Objective —
Copy out every line in the entries below that includes "Position".

BEGIN Entries provided

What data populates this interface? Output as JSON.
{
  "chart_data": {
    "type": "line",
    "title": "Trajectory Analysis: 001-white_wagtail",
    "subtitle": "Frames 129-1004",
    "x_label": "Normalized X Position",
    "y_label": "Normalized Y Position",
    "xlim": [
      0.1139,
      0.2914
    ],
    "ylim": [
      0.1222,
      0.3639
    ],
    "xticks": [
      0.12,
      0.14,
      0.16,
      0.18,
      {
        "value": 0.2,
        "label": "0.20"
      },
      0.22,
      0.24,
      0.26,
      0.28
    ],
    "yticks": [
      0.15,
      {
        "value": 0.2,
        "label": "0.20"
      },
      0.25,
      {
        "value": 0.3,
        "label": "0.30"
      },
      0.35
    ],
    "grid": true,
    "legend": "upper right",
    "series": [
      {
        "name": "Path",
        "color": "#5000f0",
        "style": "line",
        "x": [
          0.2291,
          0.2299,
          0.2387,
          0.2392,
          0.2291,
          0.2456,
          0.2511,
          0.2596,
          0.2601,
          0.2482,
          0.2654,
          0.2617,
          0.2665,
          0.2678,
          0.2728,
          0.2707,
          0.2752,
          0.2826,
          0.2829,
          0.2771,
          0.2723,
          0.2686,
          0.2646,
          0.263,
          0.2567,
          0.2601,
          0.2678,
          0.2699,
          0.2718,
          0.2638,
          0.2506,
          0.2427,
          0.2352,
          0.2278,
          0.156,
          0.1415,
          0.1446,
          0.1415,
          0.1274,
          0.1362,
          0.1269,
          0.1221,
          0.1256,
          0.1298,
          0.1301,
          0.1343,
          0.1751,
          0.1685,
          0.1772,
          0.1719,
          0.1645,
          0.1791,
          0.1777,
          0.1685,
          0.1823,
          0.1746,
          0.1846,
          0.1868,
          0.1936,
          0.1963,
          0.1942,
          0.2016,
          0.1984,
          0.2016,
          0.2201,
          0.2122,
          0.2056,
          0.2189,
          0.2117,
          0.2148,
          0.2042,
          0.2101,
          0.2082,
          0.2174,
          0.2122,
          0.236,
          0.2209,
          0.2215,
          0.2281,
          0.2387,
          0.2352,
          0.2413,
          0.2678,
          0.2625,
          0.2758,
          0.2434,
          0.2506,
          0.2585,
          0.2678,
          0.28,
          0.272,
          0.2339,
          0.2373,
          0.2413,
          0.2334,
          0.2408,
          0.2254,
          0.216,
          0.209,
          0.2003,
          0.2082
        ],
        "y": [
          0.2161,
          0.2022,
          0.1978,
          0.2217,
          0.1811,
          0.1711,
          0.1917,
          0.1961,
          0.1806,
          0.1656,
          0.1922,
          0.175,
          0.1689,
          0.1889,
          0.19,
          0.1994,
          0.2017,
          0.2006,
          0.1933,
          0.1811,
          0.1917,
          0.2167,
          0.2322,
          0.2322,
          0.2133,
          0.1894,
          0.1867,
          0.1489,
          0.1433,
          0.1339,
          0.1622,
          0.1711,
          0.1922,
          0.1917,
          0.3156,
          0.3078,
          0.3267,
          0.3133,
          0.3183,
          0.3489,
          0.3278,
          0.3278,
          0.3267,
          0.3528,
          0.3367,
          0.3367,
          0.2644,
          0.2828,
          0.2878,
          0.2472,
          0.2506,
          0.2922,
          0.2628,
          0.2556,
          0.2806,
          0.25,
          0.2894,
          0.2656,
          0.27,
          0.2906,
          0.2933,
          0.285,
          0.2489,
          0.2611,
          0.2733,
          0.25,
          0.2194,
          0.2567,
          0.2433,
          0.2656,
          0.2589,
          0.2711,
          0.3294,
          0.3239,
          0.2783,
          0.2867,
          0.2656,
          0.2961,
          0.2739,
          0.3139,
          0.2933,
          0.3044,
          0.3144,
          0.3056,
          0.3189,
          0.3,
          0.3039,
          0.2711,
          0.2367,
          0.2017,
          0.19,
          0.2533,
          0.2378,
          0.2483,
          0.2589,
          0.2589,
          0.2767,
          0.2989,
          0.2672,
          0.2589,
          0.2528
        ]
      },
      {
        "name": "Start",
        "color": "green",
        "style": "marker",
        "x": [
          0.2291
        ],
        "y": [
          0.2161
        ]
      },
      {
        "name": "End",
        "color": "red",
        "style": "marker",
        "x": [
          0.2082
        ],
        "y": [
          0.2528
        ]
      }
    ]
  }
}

END Entries provided

Finished answer —
    "x_label": "Normalized X Position",
    "y_label": "Normalized Y Position",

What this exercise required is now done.